CHALLENGE:
For each line below that contains the string "Tuna", copy that line.

Dataset entries

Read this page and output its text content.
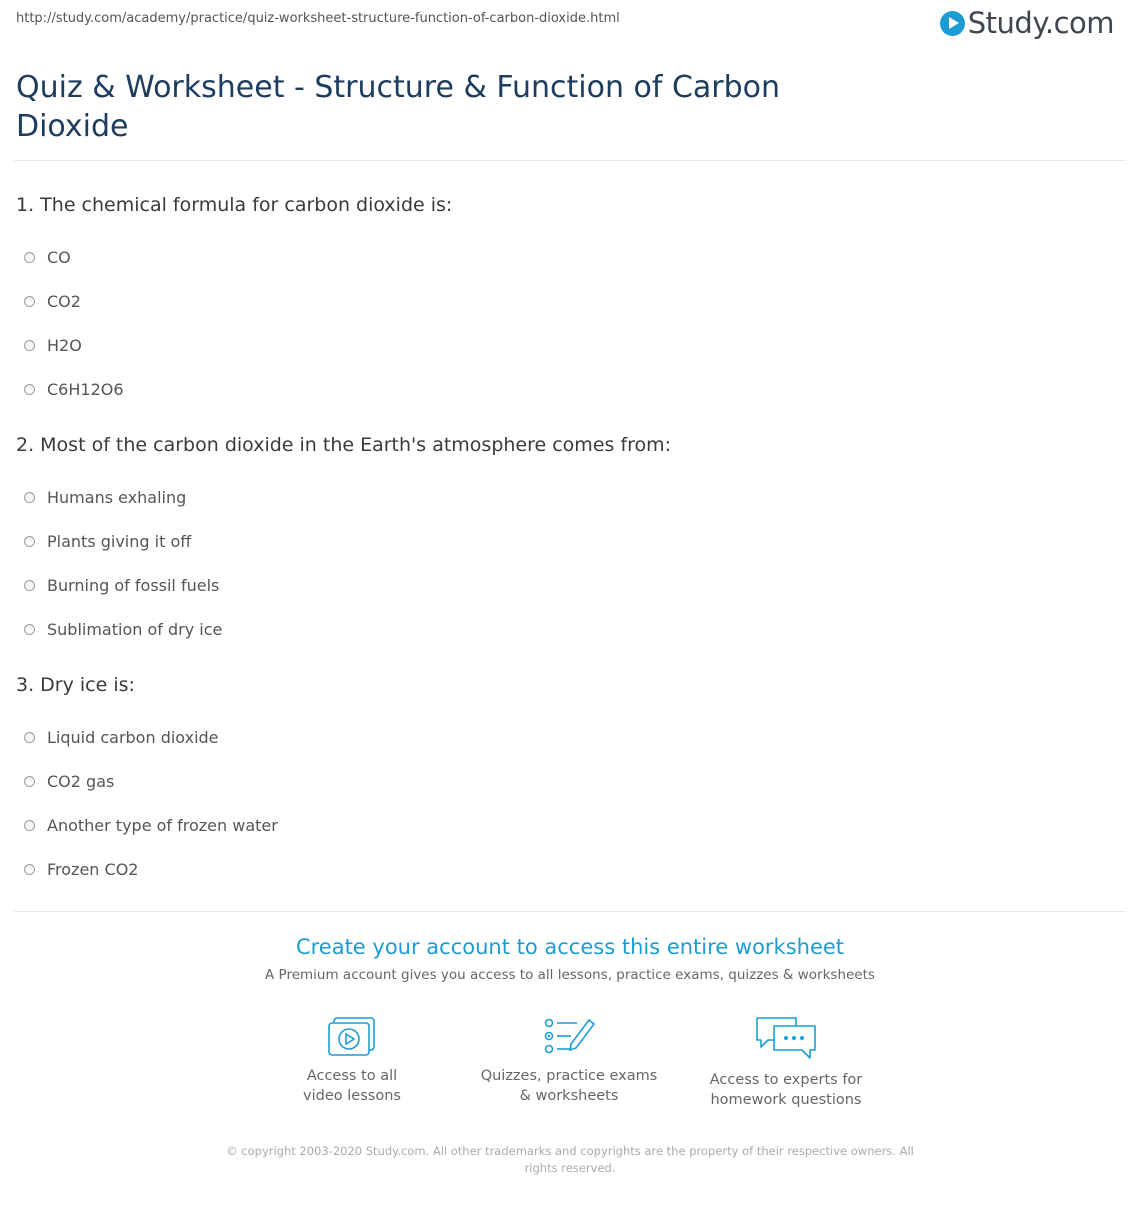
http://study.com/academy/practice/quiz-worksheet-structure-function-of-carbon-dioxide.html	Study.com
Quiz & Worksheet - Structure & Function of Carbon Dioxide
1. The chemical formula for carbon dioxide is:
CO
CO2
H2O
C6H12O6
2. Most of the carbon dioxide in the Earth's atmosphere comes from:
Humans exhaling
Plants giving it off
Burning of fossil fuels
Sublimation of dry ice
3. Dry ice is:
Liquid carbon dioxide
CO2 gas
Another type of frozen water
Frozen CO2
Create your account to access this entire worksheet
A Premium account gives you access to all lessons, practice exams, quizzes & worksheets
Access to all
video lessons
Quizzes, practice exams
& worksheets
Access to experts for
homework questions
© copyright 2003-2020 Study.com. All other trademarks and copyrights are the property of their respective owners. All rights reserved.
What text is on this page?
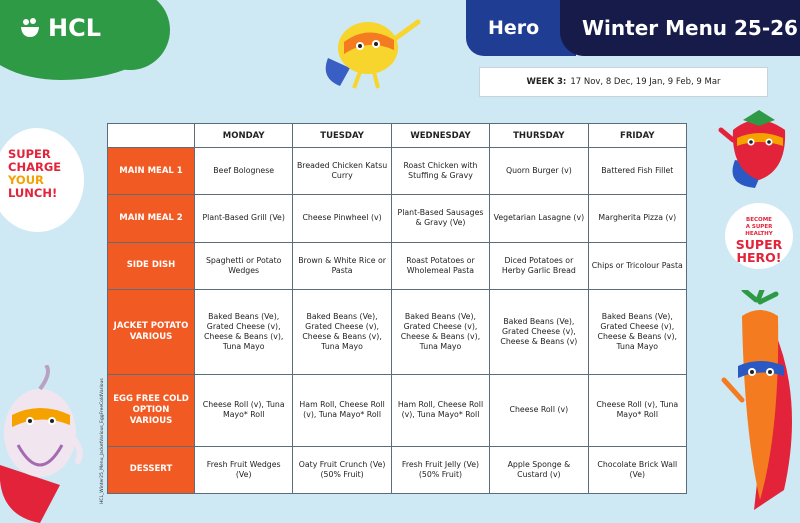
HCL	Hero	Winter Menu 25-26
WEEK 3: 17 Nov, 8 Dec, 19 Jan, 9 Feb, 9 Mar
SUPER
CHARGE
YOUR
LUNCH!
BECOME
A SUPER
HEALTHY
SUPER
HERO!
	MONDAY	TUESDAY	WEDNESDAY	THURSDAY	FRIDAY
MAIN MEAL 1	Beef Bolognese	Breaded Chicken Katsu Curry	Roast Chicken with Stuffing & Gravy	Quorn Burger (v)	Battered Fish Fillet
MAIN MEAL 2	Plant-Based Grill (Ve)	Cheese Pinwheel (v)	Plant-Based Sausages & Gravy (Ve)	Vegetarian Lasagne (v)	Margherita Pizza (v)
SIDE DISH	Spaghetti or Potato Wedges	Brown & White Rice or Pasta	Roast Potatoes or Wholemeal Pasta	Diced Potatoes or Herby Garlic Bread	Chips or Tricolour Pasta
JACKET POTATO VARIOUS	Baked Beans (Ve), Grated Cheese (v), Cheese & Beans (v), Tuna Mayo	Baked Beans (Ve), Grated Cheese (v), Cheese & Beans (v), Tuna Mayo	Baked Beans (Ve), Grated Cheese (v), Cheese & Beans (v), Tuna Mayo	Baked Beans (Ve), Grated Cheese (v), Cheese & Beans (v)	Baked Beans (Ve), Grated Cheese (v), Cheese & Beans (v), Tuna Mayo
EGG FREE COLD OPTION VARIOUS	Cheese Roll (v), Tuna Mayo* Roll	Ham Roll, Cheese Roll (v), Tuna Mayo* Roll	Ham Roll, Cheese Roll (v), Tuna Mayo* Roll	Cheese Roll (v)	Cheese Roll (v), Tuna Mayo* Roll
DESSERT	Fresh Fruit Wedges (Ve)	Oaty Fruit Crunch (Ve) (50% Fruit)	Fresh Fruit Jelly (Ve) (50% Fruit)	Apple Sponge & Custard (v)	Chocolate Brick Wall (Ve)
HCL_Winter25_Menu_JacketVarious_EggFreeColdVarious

RESULT BELOW:
JACKET POTATO VARIOUS	Baked Beans (Ve), Grated Cheese (v), Cheese & Beans (v), Tuna Mayo	Baked Beans (Ve), Grated Cheese (v), Cheese & Beans (v), Tuna Mayo	Baked Beans (Ve), Grated Cheese (v), Cheese & Beans (v), Tuna Mayo	Baked Beans (Ve), Grated Cheese (v), Cheese & Beans (v)	Baked Beans (Ve), Grated Cheese (v), Cheese & Beans (v), Tuna Mayo
EGG FREE COLD OPTION VARIOUS	Cheese Roll (v), Tuna Mayo* Roll	Ham Roll, Cheese Roll (v), Tuna Mayo* Roll	Ham Roll, Cheese Roll (v), Tuna Mayo* Roll	Cheese Roll (v)	Cheese Roll (v), Tuna Mayo* Roll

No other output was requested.